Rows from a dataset
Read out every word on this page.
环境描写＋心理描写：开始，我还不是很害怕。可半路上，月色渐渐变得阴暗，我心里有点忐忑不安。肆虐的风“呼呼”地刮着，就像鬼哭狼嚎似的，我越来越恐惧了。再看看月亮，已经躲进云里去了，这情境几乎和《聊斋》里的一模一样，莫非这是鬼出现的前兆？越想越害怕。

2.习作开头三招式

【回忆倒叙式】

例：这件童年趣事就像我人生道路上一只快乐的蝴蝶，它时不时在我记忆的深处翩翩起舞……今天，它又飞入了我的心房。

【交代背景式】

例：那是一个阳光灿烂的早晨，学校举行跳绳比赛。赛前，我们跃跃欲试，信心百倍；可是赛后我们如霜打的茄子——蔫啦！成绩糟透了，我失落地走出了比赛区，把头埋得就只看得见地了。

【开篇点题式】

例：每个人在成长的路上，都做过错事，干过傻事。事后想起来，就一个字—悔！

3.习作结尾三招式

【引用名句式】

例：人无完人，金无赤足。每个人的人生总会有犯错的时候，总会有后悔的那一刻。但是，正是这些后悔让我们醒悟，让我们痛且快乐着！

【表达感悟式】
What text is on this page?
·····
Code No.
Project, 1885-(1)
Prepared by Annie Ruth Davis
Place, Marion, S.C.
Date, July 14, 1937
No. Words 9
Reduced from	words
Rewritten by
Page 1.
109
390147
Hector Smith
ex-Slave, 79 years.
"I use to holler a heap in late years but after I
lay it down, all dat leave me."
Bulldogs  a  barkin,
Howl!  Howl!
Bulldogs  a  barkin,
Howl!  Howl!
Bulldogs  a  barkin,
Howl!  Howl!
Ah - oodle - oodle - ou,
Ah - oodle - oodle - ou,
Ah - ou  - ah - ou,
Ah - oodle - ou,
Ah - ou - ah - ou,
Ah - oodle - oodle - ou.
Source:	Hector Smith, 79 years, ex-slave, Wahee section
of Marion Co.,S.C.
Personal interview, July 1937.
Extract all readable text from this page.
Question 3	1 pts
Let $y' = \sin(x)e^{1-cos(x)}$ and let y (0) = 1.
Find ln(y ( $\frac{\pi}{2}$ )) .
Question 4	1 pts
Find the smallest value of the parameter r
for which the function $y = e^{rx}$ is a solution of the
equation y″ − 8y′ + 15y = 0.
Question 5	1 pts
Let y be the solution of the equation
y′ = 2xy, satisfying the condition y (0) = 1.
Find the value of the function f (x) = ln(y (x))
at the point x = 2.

## Problem description:
Recite the full listing above exactly.

## The result:
Read out every word on this page.
环境描写＋心理描写：开始，我还不是很害怕。可半路上，月色渐渐变得阴暗，我心里有点忐忑不安。肆虐的风“呼呼”地刮着，就像鬼哭狼嚎似的，我越来越恐惧了。再看看月亮，已经躲进云里去了，这情境几乎和《聊斋》里的一模一样，莫非这是鬼出现的前兆？越想越害怕。

2.习作开头三招式

【回忆倒叙式】

例：这件童年趣事就像我人生道路上一只快乐的蝴蝶，它时不时在我记忆的深处翩翩起舞……今天，它又飞入了我的心房。

【交代背景式】

例：那是一个阳光灿烂的早晨，学校举行跳绳比赛。赛前，我们跃跃欲试，信心百倍；可是赛后我们如霜打的茄子——蔫啦！成绩糟透了，我失落地走出了比赛区，把头埋得就只看得见地了。

【开篇点题式】

例：每个人在成长的路上，都做过错事，干过傻事。事后想起来，就一个字—悔！

3.习作结尾三招式

【引用名句式】

例：人无完人，金无赤足。每个人的人生总会有犯错的时候，总会有后悔的那一刻。但是，正是这些后悔让我们醒悟，让我们痛且快乐着！

【表达感悟式】
What text is on this page?
·····
Code No.
Project, 1885-(1)
Prepared by Annie Ruth Davis
Place, Marion, S.C.
Date, July 14, 1937
No. Words 9
Reduced from	words
Rewritten by
Page 1.
109
390147
Hector Smith
ex-Slave, 79 years.
"I use to holler a heap in late years but after I
lay it down, all dat leave me."
Bulldogs  a  barkin,
Howl!  Howl!
Bulldogs  a  barkin,
Howl!  Howl!
Bulldogs  a  barkin,
Howl!  Howl!
Ah - oodle - oodle - ou,
Ah - oodle - oodle - ou,
Ah - ou  - ah - ou,
Ah - oodle - ou,
Ah - ou - ah - ou,
Ah - oodle - oodle - ou.
Source:	Hector Smith, 79 years, ex-slave, Wahee section
of Marion Co.,S.C.
Personal interview, July 1937.
Extract all readable text from this page.
Question 3	1 pts
Let $y' = \sin(x)e^{1-cos(x)}$ and let y (0) = 1.
Find ln(y ( $\frac{\pi}{2}$ )) .
Question 4	1 pts
Find the smallest value of the parameter r
for which the function $y = e^{rx}$ is a solution of the
equation y″ − 8y′ + 15y = 0.
Question 5	1 pts
Let y be the solution of the equation
y′ = 2xy, satisfying the condition y (0) = 1.
Find the value of the function f (x) = ln(y (x))
at the point x = 2.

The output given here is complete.